▶ **Given data**

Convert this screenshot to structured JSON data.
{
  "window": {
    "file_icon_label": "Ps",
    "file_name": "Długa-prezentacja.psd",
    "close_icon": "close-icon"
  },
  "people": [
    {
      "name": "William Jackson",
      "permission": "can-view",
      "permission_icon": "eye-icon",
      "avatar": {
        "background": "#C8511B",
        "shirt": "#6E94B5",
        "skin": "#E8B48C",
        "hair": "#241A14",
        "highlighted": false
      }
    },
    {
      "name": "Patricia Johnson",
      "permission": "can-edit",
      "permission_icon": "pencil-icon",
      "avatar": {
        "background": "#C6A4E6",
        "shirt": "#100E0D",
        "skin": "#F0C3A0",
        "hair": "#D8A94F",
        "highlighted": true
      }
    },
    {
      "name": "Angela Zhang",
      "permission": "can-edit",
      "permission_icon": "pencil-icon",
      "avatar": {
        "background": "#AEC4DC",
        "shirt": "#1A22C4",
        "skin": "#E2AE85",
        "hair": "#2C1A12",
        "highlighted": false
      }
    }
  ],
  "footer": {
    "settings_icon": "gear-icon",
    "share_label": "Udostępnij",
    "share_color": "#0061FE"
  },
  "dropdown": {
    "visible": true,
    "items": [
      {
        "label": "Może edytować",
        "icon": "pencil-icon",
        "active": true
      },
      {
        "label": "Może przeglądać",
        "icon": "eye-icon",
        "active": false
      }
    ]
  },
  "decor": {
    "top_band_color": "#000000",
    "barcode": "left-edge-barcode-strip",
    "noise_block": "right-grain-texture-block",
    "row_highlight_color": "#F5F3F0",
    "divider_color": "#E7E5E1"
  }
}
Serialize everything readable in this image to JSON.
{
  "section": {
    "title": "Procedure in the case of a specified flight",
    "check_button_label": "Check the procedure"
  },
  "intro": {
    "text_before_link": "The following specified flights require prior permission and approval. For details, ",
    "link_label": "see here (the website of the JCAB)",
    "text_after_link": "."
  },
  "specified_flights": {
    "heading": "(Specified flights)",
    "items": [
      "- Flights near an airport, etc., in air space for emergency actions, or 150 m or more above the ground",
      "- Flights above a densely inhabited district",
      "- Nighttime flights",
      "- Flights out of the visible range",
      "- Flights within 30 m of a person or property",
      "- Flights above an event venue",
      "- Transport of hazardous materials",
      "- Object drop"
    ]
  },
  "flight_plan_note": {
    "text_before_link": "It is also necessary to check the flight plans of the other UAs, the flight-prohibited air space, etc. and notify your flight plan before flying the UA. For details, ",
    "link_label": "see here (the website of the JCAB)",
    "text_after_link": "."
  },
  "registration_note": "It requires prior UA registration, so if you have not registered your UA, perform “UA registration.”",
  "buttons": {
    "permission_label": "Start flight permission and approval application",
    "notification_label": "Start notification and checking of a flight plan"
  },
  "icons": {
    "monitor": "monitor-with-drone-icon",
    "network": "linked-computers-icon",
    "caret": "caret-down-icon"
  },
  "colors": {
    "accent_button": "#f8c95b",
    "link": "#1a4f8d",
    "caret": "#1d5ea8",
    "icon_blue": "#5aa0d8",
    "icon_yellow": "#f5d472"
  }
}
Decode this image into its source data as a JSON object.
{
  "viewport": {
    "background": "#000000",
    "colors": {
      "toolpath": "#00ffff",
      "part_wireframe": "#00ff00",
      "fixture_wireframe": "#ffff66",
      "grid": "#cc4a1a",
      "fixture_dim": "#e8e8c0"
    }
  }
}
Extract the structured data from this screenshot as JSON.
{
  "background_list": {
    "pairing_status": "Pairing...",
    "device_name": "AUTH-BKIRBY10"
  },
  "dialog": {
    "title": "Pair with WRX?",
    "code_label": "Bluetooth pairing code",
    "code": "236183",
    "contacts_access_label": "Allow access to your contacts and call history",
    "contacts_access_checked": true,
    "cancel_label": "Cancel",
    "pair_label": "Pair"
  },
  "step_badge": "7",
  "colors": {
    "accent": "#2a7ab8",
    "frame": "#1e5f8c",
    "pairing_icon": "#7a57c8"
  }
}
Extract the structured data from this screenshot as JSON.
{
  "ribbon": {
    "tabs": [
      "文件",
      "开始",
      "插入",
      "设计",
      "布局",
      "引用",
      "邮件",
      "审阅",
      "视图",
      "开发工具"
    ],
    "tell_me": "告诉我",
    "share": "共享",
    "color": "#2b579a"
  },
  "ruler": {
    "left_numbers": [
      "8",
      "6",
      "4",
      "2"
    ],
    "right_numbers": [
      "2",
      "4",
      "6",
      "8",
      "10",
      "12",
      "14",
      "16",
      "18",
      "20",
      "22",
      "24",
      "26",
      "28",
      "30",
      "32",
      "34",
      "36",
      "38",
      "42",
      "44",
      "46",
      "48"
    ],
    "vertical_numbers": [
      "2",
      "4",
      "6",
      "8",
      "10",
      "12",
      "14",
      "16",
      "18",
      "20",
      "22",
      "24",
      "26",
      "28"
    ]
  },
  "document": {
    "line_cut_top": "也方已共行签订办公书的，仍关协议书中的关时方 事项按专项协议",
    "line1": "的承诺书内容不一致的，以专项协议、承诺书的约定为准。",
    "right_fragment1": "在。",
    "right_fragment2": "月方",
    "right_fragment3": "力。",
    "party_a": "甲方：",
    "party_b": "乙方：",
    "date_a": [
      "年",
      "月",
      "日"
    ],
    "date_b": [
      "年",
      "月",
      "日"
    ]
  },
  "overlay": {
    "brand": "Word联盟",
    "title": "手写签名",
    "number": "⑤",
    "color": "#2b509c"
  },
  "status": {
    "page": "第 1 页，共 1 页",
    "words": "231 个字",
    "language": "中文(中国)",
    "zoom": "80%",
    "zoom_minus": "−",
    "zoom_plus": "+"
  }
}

▶ **Prompt**
Restate every record exactly, leaving nothing out.

▶ **Response to the task**
Convert this screenshot to structured JSON data.
{
  "window": {
    "file_icon_label": "Ps",
    "file_name": "Długa-prezentacja.psd",
    "close_icon": "close-icon"
  },
  "people": [
    {
      "name": "William Jackson",
      "permission": "can-view",
      "permission_icon": "eye-icon",
      "avatar": {
        "background": "#C8511B",
        "shirt": "#6E94B5",
        "skin": "#E8B48C",
        "hair": "#241A14",
        "highlighted": false
      }
    },
    {
      "name": "Patricia Johnson",
      "permission": "can-edit",
      "permission_icon": "pencil-icon",
      "avatar": {
        "background": "#C6A4E6",
        "shirt": "#100E0D",
        "skin": "#F0C3A0",
        "hair": "#D8A94F",
        "highlighted": true
      }
    },
    {
      "name": "Angela Zhang",
      "permission": "can-edit",
      "permission_icon": "pencil-icon",
      "avatar": {
        "background": "#AEC4DC",
        "shirt": "#1A22C4",
        "skin": "#E2AE85",
        "hair": "#2C1A12",
        "highlighted": false
      }
    }
  ],
  "footer": {
    "settings_icon": "gear-icon",
    "share_label": "Udostępnij",
    "share_color": "#0061FE"
  },
  "dropdown": {
    "visible": true,
    "items": [
      {
        "label": "Może edytować",
        "icon": "pencil-icon",
        "active": true
      },
      {
        "label": "Może przeglądać",
        "icon": "eye-icon",
        "active": false
      }
    ]
  },
  "decor": {
    "top_band_color": "#000000",
    "barcode": "left-edge-barcode-strip",
    "noise_block": "right-grain-texture-block",
    "row_highlight_color": "#F5F3F0",
    "divider_color": "#E7E5E1"
  }
}
Serialize everything readable in this image to JSON.
{
  "section": {
    "title": "Procedure in the case of a specified flight",
    "check_button_label": "Check the procedure"
  },
  "intro": {
    "text_before_link": "The following specified flights require prior permission and approval. For details, ",
    "link_label": "see here (the website of the JCAB)",
    "text_after_link": "."
  },
  "specified_flights": {
    "heading": "(Specified flights)",
    "items": [
      "- Flights near an airport, etc., in air space for emergency actions, or 150 m or more above the ground",
      "- Flights above a densely inhabited district",
      "- Nighttime flights",
      "- Flights out of the visible range",
      "- Flights within 30 m of a person or property",
      "- Flights above an event venue",
      "- Transport of hazardous materials",
      "- Object drop"
    ]
  },
  "flight_plan_note": {
    "text_before_link": "It is also necessary to check the flight plans of the other UAs, the flight-prohibited air space, etc. and notify your flight plan before flying the UA. For details, ",
    "link_label": "see here (the website of the JCAB)",
    "text_after_link": "."
  },
  "registration_note": "It requires prior UA registration, so if you have not registered your UA, perform “UA registration.”",
  "buttons": {
    "permission_label": "Start flight permission and approval application",
    "notification_label": "Start notification and checking of a flight plan"
  },
  "icons": {
    "monitor": "monitor-with-drone-icon",
    "network": "linked-computers-icon",
    "caret": "caret-down-icon"
  },
  "colors": {
    "accent_button": "#f8c95b",
    "link": "#1a4f8d",
    "caret": "#1d5ea8",
    "icon_blue": "#5aa0d8",
    "icon_yellow": "#f5d472"
  }
}
Decode this image into its source data as a JSON object.
{
  "viewport": {
    "background": "#000000",
    "colors": {
      "toolpath": "#00ffff",
      "part_wireframe": "#00ff00",
      "fixture_wireframe": "#ffff66",
      "grid": "#cc4a1a",
      "fixture_dim": "#e8e8c0"
    }
  }
}
Extract the structured data from this screenshot as JSON.
{
  "background_list": {
    "pairing_status": "Pairing...",
    "device_name": "AUTH-BKIRBY10"
  },
  "dialog": {
    "title": "Pair with WRX?",
    "code_label": "Bluetooth pairing code",
    "code": "236183",
    "contacts_access_label": "Allow access to your contacts and call history",
    "contacts_access_checked": true,
    "cancel_label": "Cancel",
    "pair_label": "Pair"
  },
  "step_badge": "7",
  "colors": {
    "accent": "#2a7ab8",
    "frame": "#1e5f8c",
    "pairing_icon": "#7a57c8"
  }
}
Extract the structured data from this screenshot as JSON.
{
  "ribbon": {
    "tabs": [
      "文件",
      "开始",
      "插入",
      "设计",
      "布局",
      "引用",
      "邮件",
      "审阅",
      "视图",
      "开发工具"
    ],
    "tell_me": "告诉我",
    "share": "共享",
    "color": "#2b579a"
  },
  "ruler": {
    "left_numbers": [
      "8",
      "6",
      "4",
      "2"
    ],
    "right_numbers": [
      "2",
      "4",
      "6",
      "8",
      "10",
      "12",
      "14",
      "16",
      "18",
      "20",
      "22",
      "24",
      "26",
      "28",
      "30",
      "32",
      "34",
      "36",
      "38",
      "42",
      "44",
      "46",
      "48"
    ],
    "vertical_numbers": [
      "2",
      "4",
      "6",
      "8",
      "10",
      "12",
      "14",
      "16",
      "18",
      "20",
      "22",
      "24",
      "26",
      "28"
    ]
  },
  "document": {
    "line_cut_top": "也方已共行签订办公书的，仍关协议书中的关时方 事项按专项协议",
    "line1": "的承诺书内容不一致的，以专项协议、承诺书的约定为准。",
    "right_fragment1": "在。",
    "right_fragment2": "月方",
    "right_fragment3": "力。",
    "party_a": "甲方：",
    "party_b": "乙方：",
    "date_a": [
      "年",
      "月",
      "日"
    ],
    "date_b": [
      "年",
      "月",
      "日"
    ]
  },
  "overlay": {
    "brand": "Word联盟",
    "title": "手写签名",
    "number": "⑤",
    "color": "#2b509c"
  },
  "status": {
    "page": "第 1 页，共 1 页",
    "words": "231 个字",
    "language": "中文(中国)",
    "zoom": "80%",
    "zoom_minus": "−",
    "zoom_plus": "+"
  }
}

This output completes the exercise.